* _WHAT TO DO_
Go through the entries below and pick out every line with "frac".

==*==

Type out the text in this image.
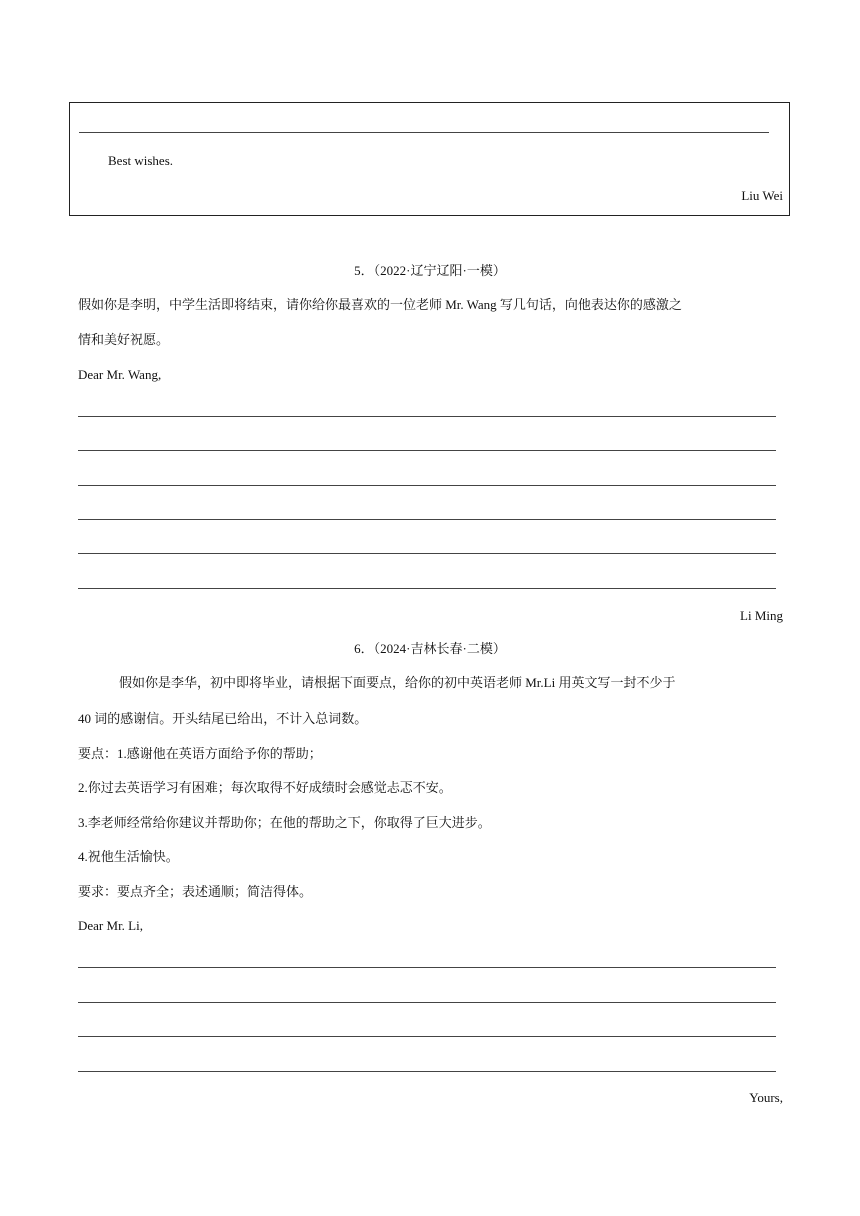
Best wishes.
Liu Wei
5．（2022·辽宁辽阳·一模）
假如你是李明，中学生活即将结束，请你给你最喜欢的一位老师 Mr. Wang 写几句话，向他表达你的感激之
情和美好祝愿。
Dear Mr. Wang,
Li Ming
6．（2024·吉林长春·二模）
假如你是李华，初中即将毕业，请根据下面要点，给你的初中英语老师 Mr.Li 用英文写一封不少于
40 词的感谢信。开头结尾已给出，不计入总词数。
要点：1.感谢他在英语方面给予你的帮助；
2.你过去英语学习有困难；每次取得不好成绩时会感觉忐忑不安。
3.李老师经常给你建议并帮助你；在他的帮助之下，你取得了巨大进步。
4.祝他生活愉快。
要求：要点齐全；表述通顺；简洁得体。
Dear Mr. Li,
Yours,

==*==

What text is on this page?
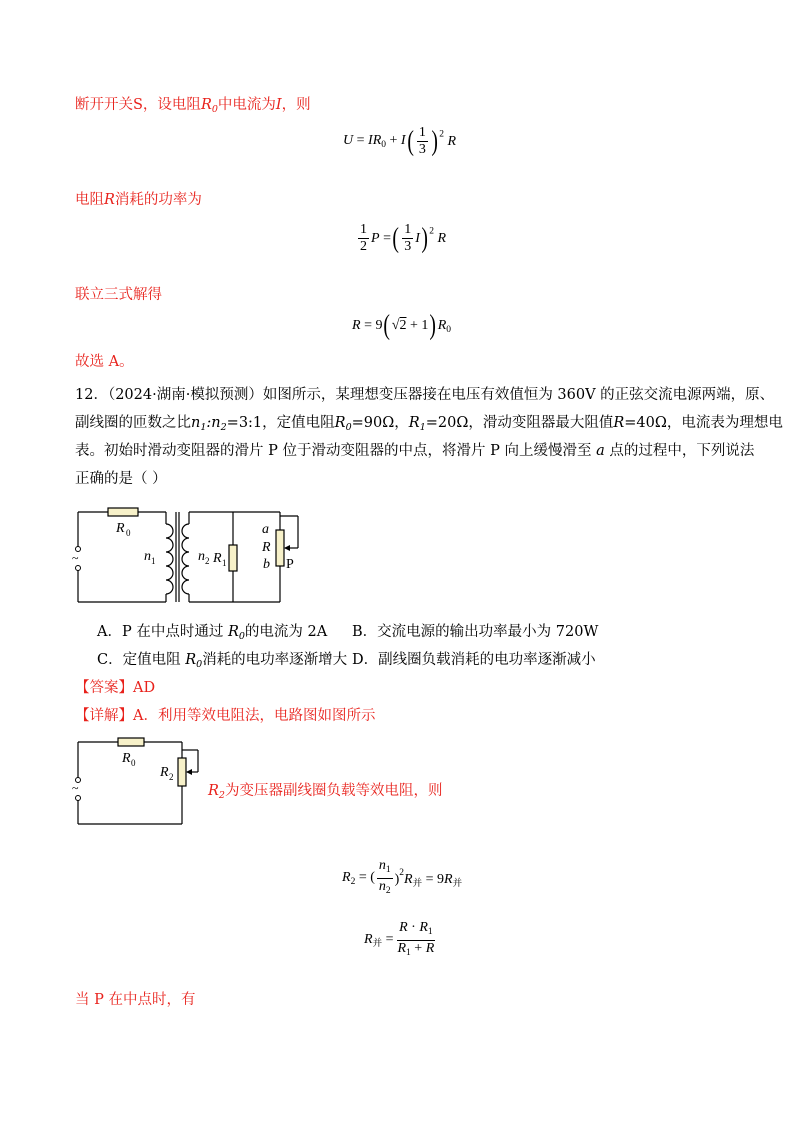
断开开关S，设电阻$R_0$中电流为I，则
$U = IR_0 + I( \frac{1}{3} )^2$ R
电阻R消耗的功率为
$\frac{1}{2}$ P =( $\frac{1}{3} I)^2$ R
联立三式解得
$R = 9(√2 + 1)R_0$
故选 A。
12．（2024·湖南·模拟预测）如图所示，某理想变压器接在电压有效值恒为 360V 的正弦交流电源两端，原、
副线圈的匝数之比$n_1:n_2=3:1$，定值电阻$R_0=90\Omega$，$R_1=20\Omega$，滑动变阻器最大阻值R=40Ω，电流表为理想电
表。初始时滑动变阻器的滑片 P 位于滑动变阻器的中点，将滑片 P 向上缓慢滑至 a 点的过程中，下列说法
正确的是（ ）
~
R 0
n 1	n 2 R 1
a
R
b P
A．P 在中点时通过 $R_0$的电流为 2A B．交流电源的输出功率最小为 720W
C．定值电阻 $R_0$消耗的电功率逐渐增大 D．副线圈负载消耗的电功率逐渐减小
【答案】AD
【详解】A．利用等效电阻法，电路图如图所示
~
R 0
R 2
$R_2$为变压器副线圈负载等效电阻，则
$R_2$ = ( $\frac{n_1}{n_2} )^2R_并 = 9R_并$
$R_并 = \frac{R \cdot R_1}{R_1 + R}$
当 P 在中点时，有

==*==

* _RESPONSE BELOW_
$U = IR_0 + I( \frac{1}{3} )^2$ R
$\frac{1}{2}$ P =( $\frac{1}{3} I)^2$ R
$R_2$ = ( $\frac{n_1}{n_2} )^2R_并 = 9R_并$
$R_并 = \frac{R \cdot R_1}{R_1 + R}$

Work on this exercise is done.